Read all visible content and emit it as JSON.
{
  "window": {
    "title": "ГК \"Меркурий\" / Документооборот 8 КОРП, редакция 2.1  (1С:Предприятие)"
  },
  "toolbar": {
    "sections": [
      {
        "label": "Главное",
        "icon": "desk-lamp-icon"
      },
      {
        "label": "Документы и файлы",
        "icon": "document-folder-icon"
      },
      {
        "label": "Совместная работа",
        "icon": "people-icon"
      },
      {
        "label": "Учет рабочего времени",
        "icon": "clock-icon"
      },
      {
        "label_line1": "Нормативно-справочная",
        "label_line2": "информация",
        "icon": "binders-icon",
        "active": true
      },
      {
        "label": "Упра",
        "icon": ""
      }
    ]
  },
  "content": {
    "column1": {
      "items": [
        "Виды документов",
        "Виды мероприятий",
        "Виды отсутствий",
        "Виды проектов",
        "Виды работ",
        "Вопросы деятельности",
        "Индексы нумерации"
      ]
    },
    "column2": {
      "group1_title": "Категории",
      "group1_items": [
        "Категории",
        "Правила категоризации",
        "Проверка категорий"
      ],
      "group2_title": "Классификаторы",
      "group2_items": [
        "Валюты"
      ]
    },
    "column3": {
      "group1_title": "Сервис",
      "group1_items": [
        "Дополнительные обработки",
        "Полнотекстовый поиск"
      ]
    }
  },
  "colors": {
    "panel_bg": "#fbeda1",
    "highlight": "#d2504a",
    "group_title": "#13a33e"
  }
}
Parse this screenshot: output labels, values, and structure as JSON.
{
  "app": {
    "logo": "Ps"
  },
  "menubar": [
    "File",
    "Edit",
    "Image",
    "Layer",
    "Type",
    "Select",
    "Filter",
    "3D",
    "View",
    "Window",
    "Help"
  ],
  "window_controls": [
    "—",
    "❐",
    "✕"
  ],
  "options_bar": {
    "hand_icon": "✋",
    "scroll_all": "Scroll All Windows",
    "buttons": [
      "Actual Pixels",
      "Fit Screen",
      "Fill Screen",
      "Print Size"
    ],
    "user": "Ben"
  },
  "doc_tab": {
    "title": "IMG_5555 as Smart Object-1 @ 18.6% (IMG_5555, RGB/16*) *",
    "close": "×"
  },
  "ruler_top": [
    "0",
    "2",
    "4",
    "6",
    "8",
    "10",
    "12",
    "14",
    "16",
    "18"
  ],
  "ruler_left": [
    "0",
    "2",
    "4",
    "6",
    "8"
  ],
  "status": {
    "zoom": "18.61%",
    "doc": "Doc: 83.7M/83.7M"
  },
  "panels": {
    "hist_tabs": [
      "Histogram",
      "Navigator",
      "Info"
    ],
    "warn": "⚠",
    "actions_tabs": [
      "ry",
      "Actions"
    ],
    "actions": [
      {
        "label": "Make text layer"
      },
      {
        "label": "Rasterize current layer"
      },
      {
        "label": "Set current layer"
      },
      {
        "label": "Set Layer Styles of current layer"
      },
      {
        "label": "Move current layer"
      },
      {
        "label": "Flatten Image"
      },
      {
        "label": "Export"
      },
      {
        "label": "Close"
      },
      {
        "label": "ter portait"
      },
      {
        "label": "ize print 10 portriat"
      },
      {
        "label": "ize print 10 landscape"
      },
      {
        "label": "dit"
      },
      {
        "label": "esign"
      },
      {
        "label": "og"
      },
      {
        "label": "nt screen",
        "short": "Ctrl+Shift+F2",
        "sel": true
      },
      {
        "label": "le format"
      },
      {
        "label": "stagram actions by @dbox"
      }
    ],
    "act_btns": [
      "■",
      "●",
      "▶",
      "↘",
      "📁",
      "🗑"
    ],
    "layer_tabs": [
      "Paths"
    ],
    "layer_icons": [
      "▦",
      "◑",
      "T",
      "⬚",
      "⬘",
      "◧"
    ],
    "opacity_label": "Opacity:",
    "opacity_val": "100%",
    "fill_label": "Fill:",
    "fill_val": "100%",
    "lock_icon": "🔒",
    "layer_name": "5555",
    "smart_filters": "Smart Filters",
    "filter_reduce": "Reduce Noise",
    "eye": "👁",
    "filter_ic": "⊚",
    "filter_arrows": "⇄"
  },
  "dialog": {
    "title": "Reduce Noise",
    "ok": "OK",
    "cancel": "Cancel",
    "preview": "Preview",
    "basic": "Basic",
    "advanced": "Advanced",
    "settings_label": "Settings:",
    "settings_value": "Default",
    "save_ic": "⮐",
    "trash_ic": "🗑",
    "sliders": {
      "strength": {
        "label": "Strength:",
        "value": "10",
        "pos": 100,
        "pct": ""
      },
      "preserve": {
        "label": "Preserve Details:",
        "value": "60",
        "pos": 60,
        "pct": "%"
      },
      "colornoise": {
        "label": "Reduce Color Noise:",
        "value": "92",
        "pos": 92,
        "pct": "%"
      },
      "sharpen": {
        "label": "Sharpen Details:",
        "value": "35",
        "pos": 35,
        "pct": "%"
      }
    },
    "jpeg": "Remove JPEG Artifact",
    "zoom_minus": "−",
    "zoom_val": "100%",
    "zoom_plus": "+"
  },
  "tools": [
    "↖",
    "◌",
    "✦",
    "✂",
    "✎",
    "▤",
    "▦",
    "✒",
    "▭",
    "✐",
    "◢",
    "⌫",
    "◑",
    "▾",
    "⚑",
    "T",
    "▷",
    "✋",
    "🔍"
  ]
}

→ **Problem statement**:
Write every record out again, unaltered.

→ **Output**:
Read all visible content and emit it as JSON.
{
  "window": {
    "title": "ГК \"Меркурий\" / Документооборот 8 КОРП, редакция 2.1  (1С:Предприятие)"
  },
  "toolbar": {
    "sections": [
      {
        "label": "Главное",
        "icon": "desk-lamp-icon"
      },
      {
        "label": "Документы и файлы",
        "icon": "document-folder-icon"
      },
      {
        "label": "Совместная работа",
        "icon": "people-icon"
      },
      {
        "label": "Учет рабочего времени",
        "icon": "clock-icon"
      },
      {
        "label_line1": "Нормативно-справочная",
        "label_line2": "информация",
        "icon": "binders-icon",
        "active": true
      },
      {
        "label": "Упра",
        "icon": ""
      }
    ]
  },
  "content": {
    "column1": {
      "items": [
        "Виды документов",
        "Виды мероприятий",
        "Виды отсутствий",
        "Виды проектов",
        "Виды работ",
        "Вопросы деятельности",
        "Индексы нумерации"
      ]
    },
    "column2": {
      "group1_title": "Категории",
      "group1_items": [
        "Категории",
        "Правила категоризации",
        "Проверка категорий"
      ],
      "group2_title": "Классификаторы",
      "group2_items": [
        "Валюты"
      ]
    },
    "column3": {
      "group1_title": "Сервис",
      "group1_items": [
        "Дополнительные обработки",
        "Полнотекстовый поиск"
      ]
    }
  },
  "colors": {
    "panel_bg": "#fbeda1",
    "highlight": "#d2504a",
    "group_title": "#13a33e"
  }
}
Parse this screenshot: output labels, values, and structure as JSON.
{
  "app": {
    "logo": "Ps"
  },
  "menubar": [
    "File",
    "Edit",
    "Image",
    "Layer",
    "Type",
    "Select",
    "Filter",
    "3D",
    "View",
    "Window",
    "Help"
  ],
  "window_controls": [
    "—",
    "❐",
    "✕"
  ],
  "options_bar": {
    "hand_icon": "✋",
    "scroll_all": "Scroll All Windows",
    "buttons": [
      "Actual Pixels",
      "Fit Screen",
      "Fill Screen",
      "Print Size"
    ],
    "user": "Ben"
  },
  "doc_tab": {
    "title": "IMG_5555 as Smart Object-1 @ 18.6% (IMG_5555, RGB/16*) *",
    "close": "×"
  },
  "ruler_top": [
    "0",
    "2",
    "4",
    "6",
    "8",
    "10",
    "12",
    "14",
    "16",
    "18"
  ],
  "ruler_left": [
    "0",
    "2",
    "4",
    "6",
    "8"
  ],
  "status": {
    "zoom": "18.61%",
    "doc": "Doc: 83.7M/83.7M"
  },
  "panels": {
    "hist_tabs": [
      "Histogram",
      "Navigator",
      "Info"
    ],
    "warn": "⚠",
    "actions_tabs": [
      "ry",
      "Actions"
    ],
    "actions": [
      {
        "label": "Make text layer"
      },
      {
        "label": "Rasterize current layer"
      },
      {
        "label": "Set current layer"
      },
      {
        "label": "Set Layer Styles of current layer"
      },
      {
        "label": "Move current layer"
      },
      {
        "label": "Flatten Image"
      },
      {
        "label": "Export"
      },
      {
        "label": "Close"
      },
      {
        "label": "ter portait"
      },
      {
        "label": "ize print 10 portriat"
      },
      {
        "label": "ize print 10 landscape"
      },
      {
        "label": "dit"
      },
      {
        "label": "esign"
      },
      {
        "label": "og"
      },
      {
        "label": "nt screen",
        "short": "Ctrl+Shift+F2",
        "sel": true
      },
      {
        "label": "le format"
      },
      {
        "label": "stagram actions by @dbox"
      }
    ],
    "act_btns": [
      "■",
      "●",
      "▶",
      "↘",
      "📁",
      "🗑"
    ],
    "layer_tabs": [
      "Paths"
    ],
    "layer_icons": [
      "▦",
      "◑",
      "T",
      "⬚",
      "⬘",
      "◧"
    ],
    "opacity_label": "Opacity:",
    "opacity_val": "100%",
    "fill_label": "Fill:",
    "fill_val": "100%",
    "lock_icon": "🔒",
    "layer_name": "5555",
    "smart_filters": "Smart Filters",
    "filter_reduce": "Reduce Noise",
    "eye": "👁",
    "filter_ic": "⊚",
    "filter_arrows": "⇄"
  },
  "dialog": {
    "title": "Reduce Noise",
    "ok": "OK",
    "cancel": "Cancel",
    "preview": "Preview",
    "basic": "Basic",
    "advanced": "Advanced",
    "settings_label": "Settings:",
    "settings_value": "Default",
    "save_ic": "⮐",
    "trash_ic": "🗑",
    "sliders": {
      "strength": {
        "label": "Strength:",
        "value": "10",
        "pos": 100,
        "pct": ""
      },
      "preserve": {
        "label": "Preserve Details:",
        "value": "60",
        "pos": 60,
        "pct": "%"
      },
      "colornoise": {
        "label": "Reduce Color Noise:",
        "value": "92",
        "pos": 92,
        "pct": "%"
      },
      "sharpen": {
        "label": "Sharpen Details:",
        "value": "35",
        "pos": 35,
        "pct": "%"
      }
    },
    "jpeg": "Remove JPEG Artifact",
    "zoom_minus": "−",
    "zoom_val": "100%",
    "zoom_plus": "+"
  },
  "tools": [
    "↖",
    "◌",
    "✦",
    "✂",
    "✎",
    "▤",
    "▦",
    "✒",
    "▭",
    "✐",
    "◢",
    "⌫",
    "◑",
    "▾",
    "⚑",
    "T",
    "▷",
    "✋",
    "🔍"
  ]
}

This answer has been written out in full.